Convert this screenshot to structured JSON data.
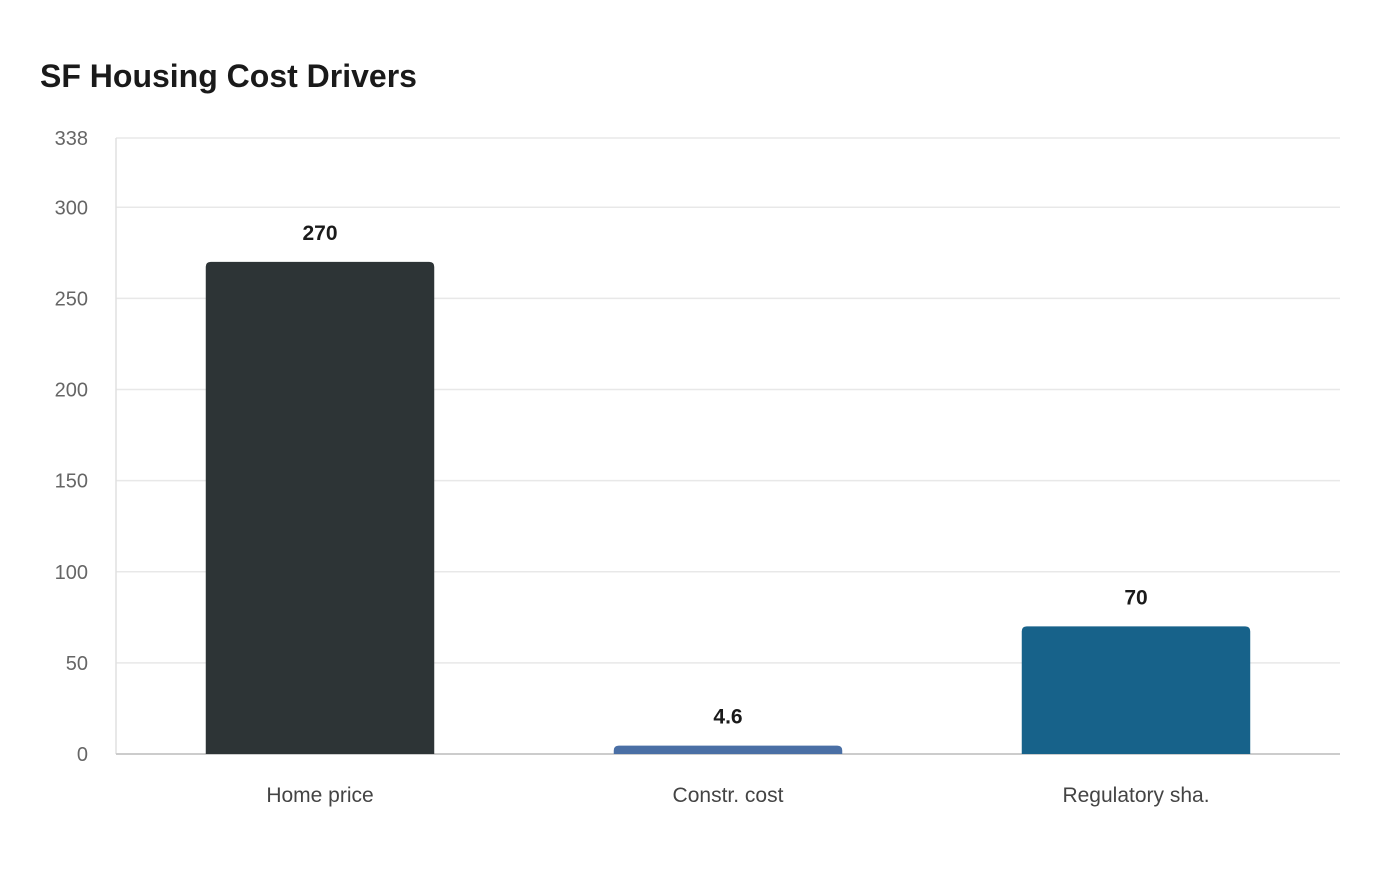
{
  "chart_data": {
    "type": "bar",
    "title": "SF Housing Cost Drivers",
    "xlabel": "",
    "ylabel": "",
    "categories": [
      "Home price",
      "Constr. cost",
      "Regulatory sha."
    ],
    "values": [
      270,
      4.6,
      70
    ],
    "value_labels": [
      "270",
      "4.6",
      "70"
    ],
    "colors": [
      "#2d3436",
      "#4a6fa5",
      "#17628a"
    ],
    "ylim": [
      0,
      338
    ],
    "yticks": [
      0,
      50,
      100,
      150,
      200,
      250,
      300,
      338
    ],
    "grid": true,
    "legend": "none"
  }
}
...
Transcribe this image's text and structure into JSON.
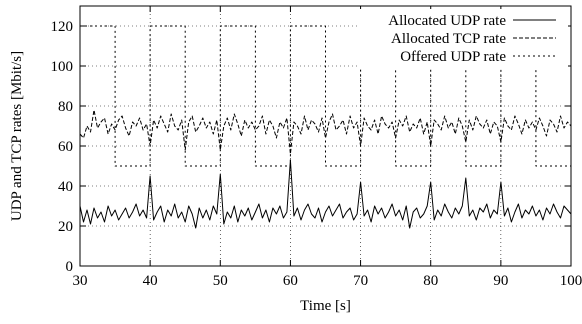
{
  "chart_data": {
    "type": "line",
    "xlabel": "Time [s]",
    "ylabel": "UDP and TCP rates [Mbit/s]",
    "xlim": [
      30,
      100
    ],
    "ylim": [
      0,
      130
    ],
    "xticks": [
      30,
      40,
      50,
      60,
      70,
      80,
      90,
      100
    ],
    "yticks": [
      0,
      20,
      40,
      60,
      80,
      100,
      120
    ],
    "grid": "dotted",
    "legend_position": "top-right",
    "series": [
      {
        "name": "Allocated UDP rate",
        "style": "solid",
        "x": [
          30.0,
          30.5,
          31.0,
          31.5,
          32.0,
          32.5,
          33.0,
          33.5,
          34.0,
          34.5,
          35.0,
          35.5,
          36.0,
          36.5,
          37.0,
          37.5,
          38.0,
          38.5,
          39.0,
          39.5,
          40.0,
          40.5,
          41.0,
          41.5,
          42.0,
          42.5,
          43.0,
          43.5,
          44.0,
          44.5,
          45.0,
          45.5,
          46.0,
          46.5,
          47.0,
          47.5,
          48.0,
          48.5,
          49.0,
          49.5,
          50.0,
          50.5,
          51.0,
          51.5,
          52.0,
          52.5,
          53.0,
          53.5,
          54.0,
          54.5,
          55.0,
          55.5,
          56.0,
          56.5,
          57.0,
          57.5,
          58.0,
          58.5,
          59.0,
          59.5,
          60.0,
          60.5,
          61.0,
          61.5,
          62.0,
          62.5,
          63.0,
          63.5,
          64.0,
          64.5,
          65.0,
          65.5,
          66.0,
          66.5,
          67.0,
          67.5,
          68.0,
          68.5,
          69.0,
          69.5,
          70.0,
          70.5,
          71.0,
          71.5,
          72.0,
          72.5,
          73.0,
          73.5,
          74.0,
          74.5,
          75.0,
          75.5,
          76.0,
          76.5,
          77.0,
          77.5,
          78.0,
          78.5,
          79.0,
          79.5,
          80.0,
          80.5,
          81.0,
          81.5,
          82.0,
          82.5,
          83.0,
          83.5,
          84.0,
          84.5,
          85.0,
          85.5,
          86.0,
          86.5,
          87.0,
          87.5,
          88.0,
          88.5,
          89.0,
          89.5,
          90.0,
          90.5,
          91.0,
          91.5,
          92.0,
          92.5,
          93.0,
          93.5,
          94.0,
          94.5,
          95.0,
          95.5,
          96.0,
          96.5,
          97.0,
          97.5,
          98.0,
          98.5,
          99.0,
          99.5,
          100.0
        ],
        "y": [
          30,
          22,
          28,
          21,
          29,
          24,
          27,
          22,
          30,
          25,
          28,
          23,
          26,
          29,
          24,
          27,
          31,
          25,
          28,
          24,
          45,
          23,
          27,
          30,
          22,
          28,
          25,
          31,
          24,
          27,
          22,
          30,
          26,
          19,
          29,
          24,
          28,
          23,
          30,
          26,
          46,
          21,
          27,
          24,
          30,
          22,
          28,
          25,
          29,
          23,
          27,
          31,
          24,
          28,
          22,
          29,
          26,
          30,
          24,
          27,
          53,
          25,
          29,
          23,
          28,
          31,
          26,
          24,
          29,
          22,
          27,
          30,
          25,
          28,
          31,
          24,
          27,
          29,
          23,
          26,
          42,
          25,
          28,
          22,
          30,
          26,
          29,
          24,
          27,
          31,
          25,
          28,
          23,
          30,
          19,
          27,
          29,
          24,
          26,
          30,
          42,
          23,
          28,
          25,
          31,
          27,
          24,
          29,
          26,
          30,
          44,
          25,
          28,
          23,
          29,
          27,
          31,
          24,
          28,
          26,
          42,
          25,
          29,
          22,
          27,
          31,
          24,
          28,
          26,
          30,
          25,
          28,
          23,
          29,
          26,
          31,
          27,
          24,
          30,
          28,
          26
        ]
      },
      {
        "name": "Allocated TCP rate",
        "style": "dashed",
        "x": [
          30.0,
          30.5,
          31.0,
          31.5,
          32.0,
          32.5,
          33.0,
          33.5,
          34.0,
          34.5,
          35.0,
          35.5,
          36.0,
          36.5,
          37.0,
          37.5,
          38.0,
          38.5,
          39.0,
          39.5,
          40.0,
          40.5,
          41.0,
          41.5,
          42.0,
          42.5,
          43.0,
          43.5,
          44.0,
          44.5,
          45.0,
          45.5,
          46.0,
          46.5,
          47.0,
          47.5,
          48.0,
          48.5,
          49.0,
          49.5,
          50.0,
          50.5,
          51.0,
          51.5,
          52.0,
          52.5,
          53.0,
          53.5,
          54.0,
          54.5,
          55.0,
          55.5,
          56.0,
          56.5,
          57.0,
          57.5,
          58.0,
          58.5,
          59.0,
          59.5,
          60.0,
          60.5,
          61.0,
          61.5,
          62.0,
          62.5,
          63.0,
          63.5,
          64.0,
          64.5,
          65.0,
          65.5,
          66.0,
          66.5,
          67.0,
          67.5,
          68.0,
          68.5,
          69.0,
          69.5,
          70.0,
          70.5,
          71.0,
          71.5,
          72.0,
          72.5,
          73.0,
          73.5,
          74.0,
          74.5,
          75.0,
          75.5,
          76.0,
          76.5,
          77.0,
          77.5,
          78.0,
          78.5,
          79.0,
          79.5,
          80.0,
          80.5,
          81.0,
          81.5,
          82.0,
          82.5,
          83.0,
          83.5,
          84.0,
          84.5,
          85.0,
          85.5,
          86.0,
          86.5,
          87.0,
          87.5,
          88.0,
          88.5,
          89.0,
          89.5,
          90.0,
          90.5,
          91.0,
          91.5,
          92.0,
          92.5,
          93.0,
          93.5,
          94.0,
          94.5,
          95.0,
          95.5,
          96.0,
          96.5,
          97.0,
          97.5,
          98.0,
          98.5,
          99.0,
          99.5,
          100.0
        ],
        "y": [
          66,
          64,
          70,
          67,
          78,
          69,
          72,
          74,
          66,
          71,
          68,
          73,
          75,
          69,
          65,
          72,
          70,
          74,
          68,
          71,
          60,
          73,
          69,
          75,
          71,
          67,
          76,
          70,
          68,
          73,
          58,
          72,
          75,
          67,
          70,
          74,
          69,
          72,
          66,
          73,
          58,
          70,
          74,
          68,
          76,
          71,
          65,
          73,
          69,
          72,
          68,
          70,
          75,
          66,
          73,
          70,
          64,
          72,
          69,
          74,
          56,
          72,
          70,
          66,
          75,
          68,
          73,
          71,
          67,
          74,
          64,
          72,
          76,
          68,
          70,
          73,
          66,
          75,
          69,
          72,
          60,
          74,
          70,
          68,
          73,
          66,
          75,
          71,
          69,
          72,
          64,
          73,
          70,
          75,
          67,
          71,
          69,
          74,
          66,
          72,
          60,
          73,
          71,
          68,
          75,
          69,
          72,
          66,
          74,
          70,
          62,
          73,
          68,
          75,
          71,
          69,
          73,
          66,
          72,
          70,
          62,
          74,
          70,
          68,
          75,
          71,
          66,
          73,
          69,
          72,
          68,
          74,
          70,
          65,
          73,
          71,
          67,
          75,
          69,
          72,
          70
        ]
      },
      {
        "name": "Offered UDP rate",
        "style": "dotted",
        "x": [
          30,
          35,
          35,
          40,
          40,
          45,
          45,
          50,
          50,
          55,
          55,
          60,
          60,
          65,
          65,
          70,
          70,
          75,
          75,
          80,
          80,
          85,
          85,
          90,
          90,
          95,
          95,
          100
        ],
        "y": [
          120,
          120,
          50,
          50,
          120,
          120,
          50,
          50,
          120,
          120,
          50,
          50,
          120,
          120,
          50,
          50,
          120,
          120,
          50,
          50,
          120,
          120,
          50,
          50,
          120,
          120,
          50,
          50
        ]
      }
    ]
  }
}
* * *
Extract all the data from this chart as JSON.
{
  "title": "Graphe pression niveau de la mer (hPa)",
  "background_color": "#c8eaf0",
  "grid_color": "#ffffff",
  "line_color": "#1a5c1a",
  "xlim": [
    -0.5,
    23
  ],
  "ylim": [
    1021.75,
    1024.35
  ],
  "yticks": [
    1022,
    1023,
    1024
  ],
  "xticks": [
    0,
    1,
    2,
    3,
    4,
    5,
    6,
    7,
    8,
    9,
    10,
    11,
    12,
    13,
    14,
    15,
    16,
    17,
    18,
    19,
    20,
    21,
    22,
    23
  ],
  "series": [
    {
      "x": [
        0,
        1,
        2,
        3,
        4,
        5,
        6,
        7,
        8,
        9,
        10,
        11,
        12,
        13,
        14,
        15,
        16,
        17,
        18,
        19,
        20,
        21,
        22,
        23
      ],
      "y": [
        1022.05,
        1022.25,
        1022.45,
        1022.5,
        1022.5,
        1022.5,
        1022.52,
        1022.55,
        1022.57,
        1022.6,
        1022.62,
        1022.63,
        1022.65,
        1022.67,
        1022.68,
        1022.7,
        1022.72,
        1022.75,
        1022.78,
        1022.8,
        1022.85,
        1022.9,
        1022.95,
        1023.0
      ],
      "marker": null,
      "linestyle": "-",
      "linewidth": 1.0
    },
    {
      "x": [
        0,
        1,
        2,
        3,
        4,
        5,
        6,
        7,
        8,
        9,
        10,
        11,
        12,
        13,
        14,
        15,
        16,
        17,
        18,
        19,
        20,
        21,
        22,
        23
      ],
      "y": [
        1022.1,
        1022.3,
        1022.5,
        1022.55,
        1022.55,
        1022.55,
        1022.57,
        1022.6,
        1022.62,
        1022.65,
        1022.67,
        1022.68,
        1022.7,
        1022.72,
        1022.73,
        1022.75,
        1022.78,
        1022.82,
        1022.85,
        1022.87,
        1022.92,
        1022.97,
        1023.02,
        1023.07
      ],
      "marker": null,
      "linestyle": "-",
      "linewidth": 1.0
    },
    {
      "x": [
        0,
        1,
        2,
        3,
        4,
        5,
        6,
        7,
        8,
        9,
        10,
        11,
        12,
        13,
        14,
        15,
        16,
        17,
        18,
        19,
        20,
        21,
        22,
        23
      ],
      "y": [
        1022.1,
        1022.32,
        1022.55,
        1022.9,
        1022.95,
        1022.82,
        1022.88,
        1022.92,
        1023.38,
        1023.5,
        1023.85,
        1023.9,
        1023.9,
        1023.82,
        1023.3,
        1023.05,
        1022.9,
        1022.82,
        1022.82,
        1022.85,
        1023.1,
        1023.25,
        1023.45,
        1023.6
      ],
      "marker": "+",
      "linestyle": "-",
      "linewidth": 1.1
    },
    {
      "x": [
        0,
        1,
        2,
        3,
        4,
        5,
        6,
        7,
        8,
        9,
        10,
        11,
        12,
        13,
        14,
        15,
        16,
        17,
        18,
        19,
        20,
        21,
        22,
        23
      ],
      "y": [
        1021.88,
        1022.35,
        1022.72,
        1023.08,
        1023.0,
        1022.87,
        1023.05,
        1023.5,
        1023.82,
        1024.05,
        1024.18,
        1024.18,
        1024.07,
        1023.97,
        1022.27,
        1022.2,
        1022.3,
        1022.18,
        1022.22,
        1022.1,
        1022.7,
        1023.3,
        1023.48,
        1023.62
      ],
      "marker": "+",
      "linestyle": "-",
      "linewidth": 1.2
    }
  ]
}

§ **DIRECTIONS**
Show the lines of the material that contain the word "this".

§ **FINISHED ANSWER**
Convert this screenshot to structured JSON data.
Transcribe this image's text and structure into JSON.
Extract all the data from this chart as JSON.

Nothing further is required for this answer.